┌────────

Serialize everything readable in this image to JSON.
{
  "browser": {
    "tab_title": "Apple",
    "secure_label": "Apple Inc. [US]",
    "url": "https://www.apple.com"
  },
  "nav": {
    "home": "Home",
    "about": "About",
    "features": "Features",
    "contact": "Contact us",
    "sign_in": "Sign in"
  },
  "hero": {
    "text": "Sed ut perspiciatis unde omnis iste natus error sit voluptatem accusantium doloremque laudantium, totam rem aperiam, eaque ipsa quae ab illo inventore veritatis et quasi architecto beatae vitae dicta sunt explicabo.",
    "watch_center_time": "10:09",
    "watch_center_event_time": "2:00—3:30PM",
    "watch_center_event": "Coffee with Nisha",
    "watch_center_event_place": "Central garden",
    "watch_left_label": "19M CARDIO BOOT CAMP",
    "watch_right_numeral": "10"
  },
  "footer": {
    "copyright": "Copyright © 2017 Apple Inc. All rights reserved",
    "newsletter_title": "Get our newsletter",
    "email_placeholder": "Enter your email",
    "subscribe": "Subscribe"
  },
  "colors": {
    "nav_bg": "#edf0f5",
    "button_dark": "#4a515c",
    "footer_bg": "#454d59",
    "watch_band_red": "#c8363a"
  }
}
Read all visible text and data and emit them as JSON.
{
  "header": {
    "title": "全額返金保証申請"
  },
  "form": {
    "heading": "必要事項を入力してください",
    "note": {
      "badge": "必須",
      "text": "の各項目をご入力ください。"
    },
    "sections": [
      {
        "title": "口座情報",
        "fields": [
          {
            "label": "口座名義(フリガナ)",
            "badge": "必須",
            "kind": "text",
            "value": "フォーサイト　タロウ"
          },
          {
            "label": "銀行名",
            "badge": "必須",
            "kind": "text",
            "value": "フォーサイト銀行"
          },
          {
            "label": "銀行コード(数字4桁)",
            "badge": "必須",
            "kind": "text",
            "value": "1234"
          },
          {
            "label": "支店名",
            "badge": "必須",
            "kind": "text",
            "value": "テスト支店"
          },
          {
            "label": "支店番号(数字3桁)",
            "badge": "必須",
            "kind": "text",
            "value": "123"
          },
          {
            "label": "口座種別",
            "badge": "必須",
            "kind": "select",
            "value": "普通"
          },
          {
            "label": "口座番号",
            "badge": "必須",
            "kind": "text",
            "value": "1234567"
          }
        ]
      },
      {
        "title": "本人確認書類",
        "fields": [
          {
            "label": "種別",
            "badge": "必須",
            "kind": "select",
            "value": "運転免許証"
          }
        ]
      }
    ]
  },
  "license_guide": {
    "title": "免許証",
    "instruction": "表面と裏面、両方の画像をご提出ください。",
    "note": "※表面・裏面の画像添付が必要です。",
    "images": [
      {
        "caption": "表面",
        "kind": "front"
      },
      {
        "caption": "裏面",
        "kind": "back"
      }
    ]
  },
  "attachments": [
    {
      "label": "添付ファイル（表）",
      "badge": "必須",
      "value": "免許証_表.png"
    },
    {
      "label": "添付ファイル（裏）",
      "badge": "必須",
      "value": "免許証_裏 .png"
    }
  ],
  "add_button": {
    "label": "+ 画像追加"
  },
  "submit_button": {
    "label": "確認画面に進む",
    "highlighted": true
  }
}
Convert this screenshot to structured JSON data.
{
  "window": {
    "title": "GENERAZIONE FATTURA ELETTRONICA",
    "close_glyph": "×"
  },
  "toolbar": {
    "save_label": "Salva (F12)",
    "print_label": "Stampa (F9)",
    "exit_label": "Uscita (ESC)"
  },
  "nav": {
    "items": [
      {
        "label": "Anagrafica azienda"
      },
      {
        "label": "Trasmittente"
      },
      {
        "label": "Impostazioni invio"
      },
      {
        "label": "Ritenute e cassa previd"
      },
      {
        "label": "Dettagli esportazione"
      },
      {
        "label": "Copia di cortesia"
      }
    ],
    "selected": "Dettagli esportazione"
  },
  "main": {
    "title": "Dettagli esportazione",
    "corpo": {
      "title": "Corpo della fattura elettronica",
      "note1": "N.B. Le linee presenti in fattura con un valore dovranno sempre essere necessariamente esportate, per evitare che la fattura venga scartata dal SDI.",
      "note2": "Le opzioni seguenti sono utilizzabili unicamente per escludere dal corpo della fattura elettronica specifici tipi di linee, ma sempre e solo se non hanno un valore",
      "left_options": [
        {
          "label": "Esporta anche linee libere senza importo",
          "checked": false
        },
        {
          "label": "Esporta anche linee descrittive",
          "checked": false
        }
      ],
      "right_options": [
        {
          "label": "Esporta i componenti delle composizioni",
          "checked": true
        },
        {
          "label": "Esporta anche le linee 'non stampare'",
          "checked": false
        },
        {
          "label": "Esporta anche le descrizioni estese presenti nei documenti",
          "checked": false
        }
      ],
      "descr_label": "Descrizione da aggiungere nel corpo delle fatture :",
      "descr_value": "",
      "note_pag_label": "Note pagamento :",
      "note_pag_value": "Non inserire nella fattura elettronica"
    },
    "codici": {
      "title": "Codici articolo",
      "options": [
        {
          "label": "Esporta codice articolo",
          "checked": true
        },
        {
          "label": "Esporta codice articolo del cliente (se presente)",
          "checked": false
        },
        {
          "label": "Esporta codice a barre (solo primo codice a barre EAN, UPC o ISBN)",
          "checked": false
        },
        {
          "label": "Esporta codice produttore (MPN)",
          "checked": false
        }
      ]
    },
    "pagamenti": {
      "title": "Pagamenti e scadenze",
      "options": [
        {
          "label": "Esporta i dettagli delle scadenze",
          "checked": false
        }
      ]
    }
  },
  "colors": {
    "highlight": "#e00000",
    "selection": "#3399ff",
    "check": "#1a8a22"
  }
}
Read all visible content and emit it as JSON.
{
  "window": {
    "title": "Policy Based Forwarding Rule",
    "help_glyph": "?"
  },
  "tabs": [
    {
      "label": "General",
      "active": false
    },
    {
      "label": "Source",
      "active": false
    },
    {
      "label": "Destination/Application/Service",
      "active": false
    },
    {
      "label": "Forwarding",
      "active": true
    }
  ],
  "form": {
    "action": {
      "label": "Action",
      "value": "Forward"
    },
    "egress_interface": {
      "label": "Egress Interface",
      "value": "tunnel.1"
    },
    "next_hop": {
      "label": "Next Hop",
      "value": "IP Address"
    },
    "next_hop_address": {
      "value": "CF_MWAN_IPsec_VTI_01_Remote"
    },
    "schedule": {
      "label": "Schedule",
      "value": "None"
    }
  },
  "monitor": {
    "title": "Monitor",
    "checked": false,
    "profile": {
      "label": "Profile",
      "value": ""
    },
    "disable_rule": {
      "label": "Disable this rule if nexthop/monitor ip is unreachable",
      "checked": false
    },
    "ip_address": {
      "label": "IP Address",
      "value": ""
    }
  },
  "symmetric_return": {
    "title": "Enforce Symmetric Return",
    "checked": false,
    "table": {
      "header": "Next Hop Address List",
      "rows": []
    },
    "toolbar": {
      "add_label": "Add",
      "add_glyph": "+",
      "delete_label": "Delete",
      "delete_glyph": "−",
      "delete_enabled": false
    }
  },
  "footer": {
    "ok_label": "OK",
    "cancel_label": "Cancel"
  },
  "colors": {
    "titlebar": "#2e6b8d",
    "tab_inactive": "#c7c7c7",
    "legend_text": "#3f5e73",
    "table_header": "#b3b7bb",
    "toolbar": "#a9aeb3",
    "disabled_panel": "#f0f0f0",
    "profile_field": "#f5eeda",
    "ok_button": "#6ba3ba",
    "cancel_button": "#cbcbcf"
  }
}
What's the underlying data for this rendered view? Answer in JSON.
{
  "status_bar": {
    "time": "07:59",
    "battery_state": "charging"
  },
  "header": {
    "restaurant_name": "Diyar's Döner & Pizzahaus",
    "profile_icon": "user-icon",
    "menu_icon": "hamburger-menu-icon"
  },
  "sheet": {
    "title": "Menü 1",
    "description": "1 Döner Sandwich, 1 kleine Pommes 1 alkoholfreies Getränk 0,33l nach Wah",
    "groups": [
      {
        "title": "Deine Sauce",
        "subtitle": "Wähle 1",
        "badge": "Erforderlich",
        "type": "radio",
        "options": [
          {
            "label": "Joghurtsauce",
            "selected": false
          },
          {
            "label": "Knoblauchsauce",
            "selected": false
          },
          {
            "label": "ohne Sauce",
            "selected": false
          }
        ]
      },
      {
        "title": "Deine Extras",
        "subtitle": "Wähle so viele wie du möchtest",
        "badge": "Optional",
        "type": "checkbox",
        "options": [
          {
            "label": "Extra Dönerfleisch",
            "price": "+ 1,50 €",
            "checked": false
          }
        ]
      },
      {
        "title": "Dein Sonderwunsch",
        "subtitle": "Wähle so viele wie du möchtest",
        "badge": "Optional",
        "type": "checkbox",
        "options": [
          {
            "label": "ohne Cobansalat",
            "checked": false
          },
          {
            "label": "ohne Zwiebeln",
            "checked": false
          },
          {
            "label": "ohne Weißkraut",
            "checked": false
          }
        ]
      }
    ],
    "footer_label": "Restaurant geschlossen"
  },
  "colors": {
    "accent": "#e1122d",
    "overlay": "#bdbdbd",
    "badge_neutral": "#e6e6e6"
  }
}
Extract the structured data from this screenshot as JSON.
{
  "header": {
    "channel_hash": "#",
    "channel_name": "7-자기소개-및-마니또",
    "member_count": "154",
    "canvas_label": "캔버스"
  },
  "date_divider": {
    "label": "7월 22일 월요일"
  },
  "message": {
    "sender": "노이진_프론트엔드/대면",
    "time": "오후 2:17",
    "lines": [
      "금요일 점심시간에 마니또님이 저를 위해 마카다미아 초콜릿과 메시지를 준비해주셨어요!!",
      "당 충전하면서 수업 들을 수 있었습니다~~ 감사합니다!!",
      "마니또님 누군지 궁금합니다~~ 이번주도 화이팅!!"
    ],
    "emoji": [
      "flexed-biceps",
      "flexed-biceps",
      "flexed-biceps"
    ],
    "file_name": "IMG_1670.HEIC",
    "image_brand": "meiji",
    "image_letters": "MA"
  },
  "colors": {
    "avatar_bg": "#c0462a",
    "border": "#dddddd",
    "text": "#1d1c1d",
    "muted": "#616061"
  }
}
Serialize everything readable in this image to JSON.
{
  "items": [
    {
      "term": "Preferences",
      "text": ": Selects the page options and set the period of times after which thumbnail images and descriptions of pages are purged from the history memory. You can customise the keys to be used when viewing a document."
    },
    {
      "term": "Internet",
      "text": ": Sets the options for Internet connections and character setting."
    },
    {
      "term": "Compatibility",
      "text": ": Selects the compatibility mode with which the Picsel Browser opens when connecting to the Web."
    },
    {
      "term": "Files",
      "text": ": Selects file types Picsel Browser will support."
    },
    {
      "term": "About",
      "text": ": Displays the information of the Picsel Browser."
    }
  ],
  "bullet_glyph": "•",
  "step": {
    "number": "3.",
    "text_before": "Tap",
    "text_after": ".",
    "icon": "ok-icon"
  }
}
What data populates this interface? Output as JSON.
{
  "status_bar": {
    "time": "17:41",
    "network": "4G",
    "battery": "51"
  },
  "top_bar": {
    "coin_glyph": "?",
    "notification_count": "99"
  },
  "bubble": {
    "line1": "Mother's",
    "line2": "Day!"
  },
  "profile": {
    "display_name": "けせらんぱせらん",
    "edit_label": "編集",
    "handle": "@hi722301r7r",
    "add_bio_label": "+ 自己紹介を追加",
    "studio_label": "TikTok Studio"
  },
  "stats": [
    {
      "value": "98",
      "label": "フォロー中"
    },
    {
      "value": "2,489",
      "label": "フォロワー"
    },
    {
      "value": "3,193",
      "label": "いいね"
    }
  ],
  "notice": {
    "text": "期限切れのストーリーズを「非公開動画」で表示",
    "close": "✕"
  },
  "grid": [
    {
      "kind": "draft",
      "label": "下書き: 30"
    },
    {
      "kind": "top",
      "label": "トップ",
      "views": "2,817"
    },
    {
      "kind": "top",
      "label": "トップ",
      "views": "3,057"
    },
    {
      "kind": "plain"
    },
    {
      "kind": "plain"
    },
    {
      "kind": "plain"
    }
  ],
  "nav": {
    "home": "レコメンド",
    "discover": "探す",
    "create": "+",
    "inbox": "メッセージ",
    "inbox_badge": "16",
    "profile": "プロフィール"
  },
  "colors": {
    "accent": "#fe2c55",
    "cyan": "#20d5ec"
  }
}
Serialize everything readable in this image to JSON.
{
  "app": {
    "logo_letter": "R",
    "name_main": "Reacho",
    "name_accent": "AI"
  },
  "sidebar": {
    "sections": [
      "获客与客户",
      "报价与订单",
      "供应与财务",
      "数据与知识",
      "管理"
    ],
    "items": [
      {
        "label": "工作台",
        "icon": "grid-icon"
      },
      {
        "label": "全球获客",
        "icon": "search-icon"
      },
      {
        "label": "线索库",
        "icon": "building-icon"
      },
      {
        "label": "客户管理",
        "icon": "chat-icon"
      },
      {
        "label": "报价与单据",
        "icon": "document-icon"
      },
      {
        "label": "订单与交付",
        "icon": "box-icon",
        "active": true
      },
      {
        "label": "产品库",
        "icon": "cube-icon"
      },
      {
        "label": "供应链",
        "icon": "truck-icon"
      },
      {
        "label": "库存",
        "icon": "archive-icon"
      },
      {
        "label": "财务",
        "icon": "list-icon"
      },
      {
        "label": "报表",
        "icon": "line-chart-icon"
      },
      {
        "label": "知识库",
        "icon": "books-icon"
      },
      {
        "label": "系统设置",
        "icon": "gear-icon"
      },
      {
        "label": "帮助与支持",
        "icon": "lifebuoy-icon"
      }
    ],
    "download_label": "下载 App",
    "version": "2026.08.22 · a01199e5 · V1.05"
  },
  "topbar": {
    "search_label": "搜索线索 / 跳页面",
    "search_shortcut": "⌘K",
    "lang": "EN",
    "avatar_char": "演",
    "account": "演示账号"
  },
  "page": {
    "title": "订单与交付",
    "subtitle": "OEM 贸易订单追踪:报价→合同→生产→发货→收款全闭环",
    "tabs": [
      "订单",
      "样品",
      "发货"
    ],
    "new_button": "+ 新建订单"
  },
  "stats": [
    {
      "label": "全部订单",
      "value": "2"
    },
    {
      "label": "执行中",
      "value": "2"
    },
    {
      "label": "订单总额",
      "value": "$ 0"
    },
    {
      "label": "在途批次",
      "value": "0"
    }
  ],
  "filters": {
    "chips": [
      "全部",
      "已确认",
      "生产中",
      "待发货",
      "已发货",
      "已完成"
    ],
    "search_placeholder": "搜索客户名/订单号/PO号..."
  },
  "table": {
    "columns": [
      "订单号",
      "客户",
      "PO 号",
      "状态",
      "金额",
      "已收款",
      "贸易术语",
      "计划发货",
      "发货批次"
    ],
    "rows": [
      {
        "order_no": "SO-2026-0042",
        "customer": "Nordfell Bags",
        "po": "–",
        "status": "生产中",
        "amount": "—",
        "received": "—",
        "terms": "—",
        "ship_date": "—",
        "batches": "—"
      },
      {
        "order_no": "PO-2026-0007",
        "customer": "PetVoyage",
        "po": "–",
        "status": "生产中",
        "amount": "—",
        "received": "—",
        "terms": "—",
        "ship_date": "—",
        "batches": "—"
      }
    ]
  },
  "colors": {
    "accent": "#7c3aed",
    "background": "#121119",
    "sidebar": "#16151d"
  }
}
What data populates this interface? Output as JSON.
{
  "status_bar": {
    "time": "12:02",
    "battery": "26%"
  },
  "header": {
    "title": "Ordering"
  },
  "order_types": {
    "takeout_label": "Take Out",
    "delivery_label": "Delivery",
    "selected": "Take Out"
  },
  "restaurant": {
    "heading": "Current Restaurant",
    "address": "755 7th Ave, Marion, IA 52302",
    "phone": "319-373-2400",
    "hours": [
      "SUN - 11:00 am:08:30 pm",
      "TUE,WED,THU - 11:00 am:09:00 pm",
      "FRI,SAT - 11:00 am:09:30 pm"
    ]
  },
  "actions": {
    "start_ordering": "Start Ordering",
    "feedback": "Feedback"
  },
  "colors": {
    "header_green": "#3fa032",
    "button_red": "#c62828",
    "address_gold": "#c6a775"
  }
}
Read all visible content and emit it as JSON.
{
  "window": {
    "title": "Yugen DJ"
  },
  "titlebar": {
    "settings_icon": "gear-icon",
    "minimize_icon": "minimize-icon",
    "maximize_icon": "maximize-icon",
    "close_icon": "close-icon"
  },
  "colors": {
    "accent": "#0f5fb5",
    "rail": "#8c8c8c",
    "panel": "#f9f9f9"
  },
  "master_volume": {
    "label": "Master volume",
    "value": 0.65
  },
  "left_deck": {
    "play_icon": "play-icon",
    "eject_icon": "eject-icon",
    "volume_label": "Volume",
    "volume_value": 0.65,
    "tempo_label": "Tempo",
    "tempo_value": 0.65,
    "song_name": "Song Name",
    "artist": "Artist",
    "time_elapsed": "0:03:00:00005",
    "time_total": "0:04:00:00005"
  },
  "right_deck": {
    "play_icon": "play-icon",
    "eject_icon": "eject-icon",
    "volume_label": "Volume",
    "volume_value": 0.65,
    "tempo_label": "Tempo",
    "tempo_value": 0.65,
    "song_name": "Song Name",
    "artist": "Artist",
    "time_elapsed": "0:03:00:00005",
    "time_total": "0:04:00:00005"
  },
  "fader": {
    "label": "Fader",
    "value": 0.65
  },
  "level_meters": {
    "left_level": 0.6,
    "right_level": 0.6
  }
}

└────────

STATED GOAL:
Say how many lines of the data include the word "gear". Respond with the number alone.

FULL OUTPUT:
2